[WHAT NEEDS TO BE DONE]: Identify each line holding the string "Degree" and copy it.

— start —

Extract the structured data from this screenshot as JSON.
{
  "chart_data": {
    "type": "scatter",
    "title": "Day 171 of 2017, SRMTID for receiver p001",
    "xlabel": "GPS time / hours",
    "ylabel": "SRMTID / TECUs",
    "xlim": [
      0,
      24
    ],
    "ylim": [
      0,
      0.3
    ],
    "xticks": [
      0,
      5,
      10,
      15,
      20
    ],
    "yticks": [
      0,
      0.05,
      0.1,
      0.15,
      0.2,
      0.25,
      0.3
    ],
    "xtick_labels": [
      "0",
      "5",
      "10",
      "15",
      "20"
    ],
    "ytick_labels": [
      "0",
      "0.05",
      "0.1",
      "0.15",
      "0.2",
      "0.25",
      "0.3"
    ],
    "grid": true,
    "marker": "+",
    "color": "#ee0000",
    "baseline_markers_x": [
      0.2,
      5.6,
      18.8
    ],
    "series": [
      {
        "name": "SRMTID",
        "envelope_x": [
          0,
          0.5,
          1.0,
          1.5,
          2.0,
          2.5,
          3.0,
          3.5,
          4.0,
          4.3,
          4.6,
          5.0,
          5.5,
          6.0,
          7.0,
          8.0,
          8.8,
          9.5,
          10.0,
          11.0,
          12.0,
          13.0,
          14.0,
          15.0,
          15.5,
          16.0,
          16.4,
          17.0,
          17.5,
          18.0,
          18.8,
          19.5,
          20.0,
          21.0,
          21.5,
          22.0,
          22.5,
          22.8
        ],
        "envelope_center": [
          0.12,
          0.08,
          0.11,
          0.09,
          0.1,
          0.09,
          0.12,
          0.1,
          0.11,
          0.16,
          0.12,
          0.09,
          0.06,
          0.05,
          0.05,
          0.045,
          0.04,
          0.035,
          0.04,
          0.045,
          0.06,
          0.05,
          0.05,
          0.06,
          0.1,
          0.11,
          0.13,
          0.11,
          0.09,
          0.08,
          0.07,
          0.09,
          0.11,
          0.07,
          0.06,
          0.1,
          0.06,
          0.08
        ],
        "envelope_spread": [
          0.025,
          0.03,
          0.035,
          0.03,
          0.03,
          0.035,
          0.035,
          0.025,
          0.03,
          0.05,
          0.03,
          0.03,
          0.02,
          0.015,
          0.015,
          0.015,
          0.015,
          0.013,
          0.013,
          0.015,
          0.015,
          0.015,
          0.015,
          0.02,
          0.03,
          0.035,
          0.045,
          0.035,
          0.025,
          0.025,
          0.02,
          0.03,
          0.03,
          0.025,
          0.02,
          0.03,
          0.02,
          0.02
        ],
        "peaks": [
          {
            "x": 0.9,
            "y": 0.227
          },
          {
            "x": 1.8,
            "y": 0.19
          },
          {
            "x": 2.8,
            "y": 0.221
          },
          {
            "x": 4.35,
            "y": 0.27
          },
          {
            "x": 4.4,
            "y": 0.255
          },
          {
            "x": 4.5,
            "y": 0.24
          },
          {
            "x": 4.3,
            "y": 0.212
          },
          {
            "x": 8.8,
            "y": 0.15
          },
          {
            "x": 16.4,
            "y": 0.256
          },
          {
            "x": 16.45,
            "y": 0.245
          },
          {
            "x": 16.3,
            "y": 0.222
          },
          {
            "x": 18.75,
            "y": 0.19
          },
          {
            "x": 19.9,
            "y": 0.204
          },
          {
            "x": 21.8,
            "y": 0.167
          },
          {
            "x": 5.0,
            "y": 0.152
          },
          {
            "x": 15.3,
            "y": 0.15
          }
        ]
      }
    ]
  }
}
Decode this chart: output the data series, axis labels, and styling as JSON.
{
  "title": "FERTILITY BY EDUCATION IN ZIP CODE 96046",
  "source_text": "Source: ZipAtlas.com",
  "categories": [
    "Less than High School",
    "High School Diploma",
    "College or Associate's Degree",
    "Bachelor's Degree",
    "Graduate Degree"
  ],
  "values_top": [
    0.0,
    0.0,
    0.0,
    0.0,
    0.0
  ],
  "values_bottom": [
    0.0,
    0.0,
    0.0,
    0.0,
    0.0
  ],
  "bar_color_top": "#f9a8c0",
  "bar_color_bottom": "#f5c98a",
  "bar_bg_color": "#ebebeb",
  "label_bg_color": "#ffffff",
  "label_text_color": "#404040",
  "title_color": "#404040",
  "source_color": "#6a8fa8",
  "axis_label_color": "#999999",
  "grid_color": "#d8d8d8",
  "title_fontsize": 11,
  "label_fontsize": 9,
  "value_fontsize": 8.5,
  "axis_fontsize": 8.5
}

— end —

[FULL OUTPUT]:
    "College or Associate's Degree",
    "Bachelor's Degree",
    "Graduate Degree"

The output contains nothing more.